-- begin --

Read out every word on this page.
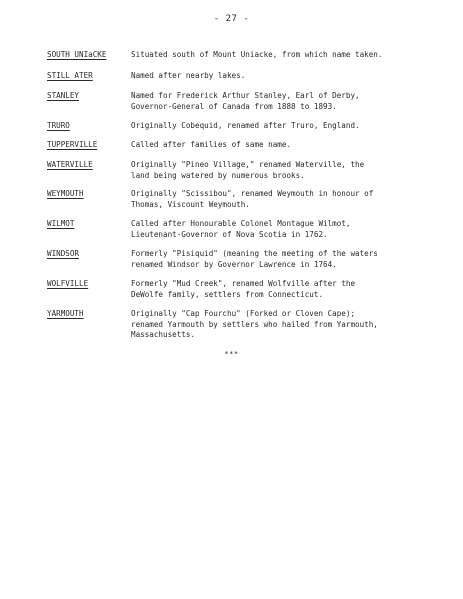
- 27 -
SOUTH UNIaCKE	Situated south of Mount Uniacke, from which name taken.
STILL ATER	Named after nearby lakes.
STANLEY	Named for Frederick Arthur Stanley, Earl of Derby,
Governor-General of Canada from 1888 to 1893.
TRURO	Originally Cobequid, renamed after Truro, England.
TUPPERVILLE	Called after families of same name.
WATERVILLE	Originally "Pineo Village," renamed Waterville, the
land being watered by numerous brooks.
WEYMOUTH	Originally "Scissibou", renamed Weymouth in honour of
Thomas, Viscount Weymouth.
WILMOT	Called after Honourable Colonel Montague Wilmot,
Lieutenant-Governor of Nova Scotia in 1762.
WINDSOR	Formerly "Pisiquid" (meaning the meeting of the waters
renamed Windsor by Governor Lawrence in 1764.
WOLFVILLE	Formerly "Mud Creek", renamed Wolfville after the
DeWolfe family, settlers from Connecticut.
YARMOUTH	Originally "Cap Fourchu" (Forked or Cloven Cape);
renamed Yarmouth by settlers who hailed from Yarmouth,
Massachusetts.
***
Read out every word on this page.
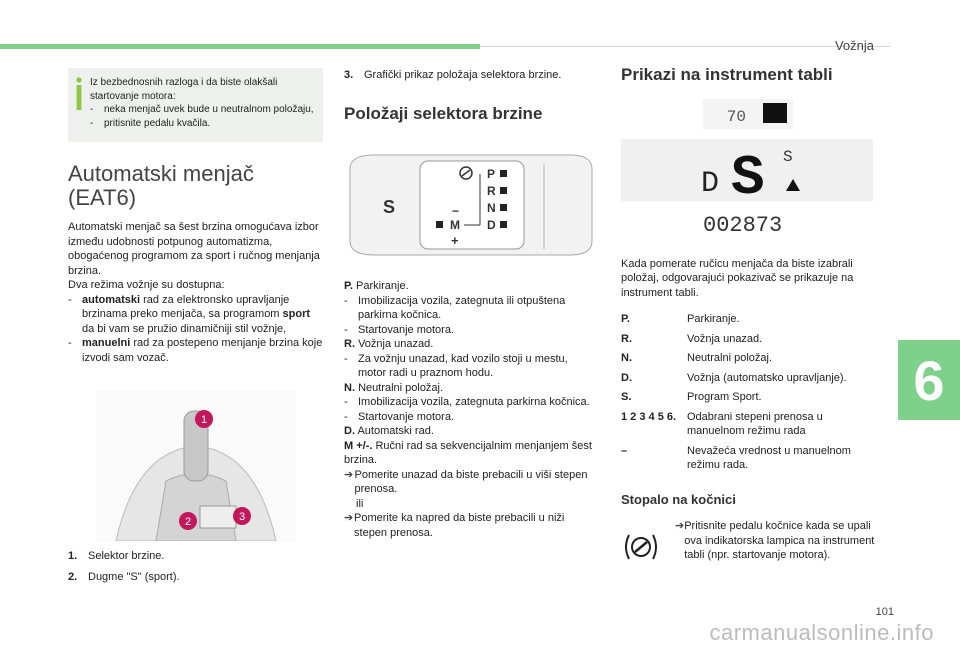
Vožnja
6
101
carmanualsonline.info
Iz bezbednosnih razloga i da biste olakšali startovanje motora:
- neka menjač uvek bude u neutralnom položaju,
- pritisnite pedalu kvačila.
Automatski menjač (EAT6)

Automatski menjač sa šest brzina omogućava izbor između udobnosti potpunog automatizma, obogaćenog programom za sport i ručnog menjanja brzina.

Dva režima vožnje su dostupna:

- automatski rad za elektronsko upravljanje brzinama preko menjača, sa programom sport da bi vam se pružio dinamičniji stil vožnje,
- manuelni rad za postepeno menjanje brzina koje izvodi sam vozač.
1
2	3
1. Selektor brzine.
2. Dugme "S" (sport).
3. Grafički prikaz položaja selektora brzine.
Položaji selektora brzine
S
P
R
N
D
M
−
+

P. Parkiranje.

- Imobilizacija vozila, zategnuta ili otpuštena parkirna kočnica.
- Startovanje motora.

R. Vožnja unazad.

- Za vožnju unazad, kad vozilo stoji u mestu, motor radi u praznom hodu.

N. Neutralni položaj.

- Imobilizacija vozila, zategnuta parkirna kočnica.
- Startovanje motora.

D. Automatski rad.

M +/-. Ručni rad sa sekvencijalnim menjanjem šest brzina.

➔ Pomerite unazad da biste prebacili u viši stepen prenosa.
ili
➔ Pomerite ka napred da biste prebacili u niži stepen prenosa.
Prikazi na instrument tabli
70
D S S
002873

Kada pomerate ručicu menjača da biste izabrali položaj, odgovarajući pokazivač se prikazuje na instrument tabli.

P.	Parkiranje.
R.	Vožnja unazad.
N.	Neutralni položaj.
D.	Vožnja (automatsko upravljanje).
S.	Program Sport.
1 2 3 4 5 6. Odabrani stepeni prenosa u manuelnom režimu rada
–	Nevažeća vrednost u manuelnom režimu rada.
Stopalo na kočnici
➔ Pritisnite pedalu kočnice kada se upali ova indikatorska lampica na instrument tabli (npr. startovanje motora).
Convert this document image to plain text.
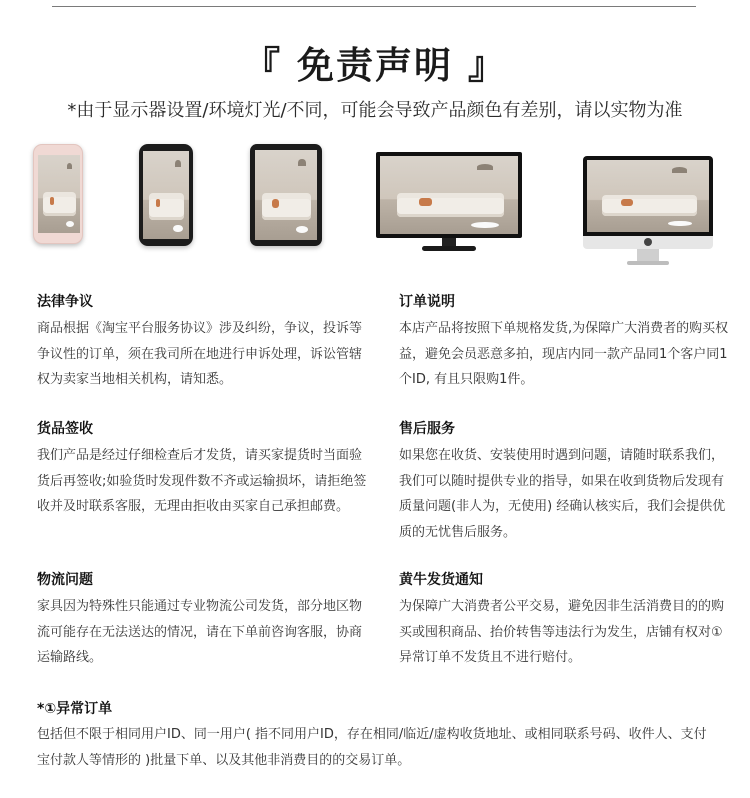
『 免责声明 』
*由于显示器设置/环境灯光/不同，可能会导致产品颜色有差别，请以实物为准
法律争议

商品根据《淘宝平台服务协议》涉及纠纷，争议，投诉等争议性的订单，须在我司所在地进行申诉处理，诉讼管辖权为卖家当地相关机构，请知悉。

货品签收

我们产品是经过仔细检查后才发货，请买家提货时当面验货后再签收;如验货时发现件数不齐或运输损坏，请拒绝签收并及时联系客服，无理由拒收由买家自己承担邮费。

物流问题

家具因为特殊性只能通过专业物流公司发货，部分地区物流可能存在无法送达的情况，请在下单前咨询客服，协商运输路线。

订单说明

本店产品将按照下单规格发货,为保障广大消费者的购买权益，避免会员恶意多拍，现店内同一款产品同1个客户同1个ID, 有且只限购1件。

售后服务

如果您在收货、安装使用时遇到问题，请随时联系我们，我们可以随时提供专业的指导，如果在收到货物后发现有质量问题(非人为，无使用) 经确认核实后，我们会提供优质的无忧售后服务。

黄牛发货通知

为保障广大消费者公平交易，避免因非生活消费目的的购买或囤积商品、抬价转售等违法行为发生，店铺有权对①异常订单不发货且不进行赔付。

*①异常订单

包括但不限于相同用户ID、同一用户( 指不同用户ID，存在相同/临近/虚构收货地址、或相同联系号码、收件人、支付宝付款人等情形的 )批量下单、以及其他非消费目的的交易订单。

-- end --

◆ Exercise: Check each line above for the string "from" and show the ones that have it.

◆ Answer below:
SOUTH UNIaCKE	Situated south of Mount Uniacke, from which name taken.
Governor-General of Canada from 1888 to 1893.
DeWolfe family, settlers from Connecticut.
renamed Yarmouth by settlers who hailed from Yarmouth,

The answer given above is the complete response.